- **GIVEN RECORDS**

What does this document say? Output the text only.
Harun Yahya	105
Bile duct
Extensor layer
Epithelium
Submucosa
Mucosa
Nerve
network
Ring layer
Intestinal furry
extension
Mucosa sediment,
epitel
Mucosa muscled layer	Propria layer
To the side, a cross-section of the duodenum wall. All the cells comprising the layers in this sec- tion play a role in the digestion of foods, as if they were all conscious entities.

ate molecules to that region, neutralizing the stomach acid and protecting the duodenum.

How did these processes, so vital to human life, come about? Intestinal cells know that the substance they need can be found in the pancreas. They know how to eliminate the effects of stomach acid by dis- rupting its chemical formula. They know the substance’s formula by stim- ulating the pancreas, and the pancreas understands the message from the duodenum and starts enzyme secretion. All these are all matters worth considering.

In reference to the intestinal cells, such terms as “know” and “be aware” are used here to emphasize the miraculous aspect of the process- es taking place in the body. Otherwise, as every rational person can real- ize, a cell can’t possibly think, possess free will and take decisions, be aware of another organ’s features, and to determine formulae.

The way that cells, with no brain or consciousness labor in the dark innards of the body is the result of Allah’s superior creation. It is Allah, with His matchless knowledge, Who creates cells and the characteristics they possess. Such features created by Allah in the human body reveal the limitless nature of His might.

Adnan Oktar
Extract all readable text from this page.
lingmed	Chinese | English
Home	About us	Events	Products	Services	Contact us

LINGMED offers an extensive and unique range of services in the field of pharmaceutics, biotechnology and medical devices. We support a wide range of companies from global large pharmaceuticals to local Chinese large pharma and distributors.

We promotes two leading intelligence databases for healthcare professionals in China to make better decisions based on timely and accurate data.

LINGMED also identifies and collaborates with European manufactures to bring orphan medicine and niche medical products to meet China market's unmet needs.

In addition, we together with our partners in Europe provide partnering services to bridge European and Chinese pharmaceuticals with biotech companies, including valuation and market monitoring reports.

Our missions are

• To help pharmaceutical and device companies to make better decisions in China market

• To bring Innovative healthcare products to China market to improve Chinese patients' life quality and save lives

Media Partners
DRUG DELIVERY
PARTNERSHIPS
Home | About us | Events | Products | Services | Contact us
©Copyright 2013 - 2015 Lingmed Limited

- **TASK ITEM**
Copy every line where the word "decisions" is present in the entries above.

- **TASK SOLUTION**
In reference to the intestinal cells, such terms as “know” and “be aware” are used here to emphasize the miraculous aspect of the process- es taking place in the body. Otherwise, as every rational person can real- ize, a cell can’t possibly think, possess free will and take decisions, be aware of another organ’s features, and to determine formulae.
We promotes two leading intelligence databases for healthcare professionals in China to make better decisions based on timely and accurate data.
• To help pharmaceutical and device companies to make better decisions in China market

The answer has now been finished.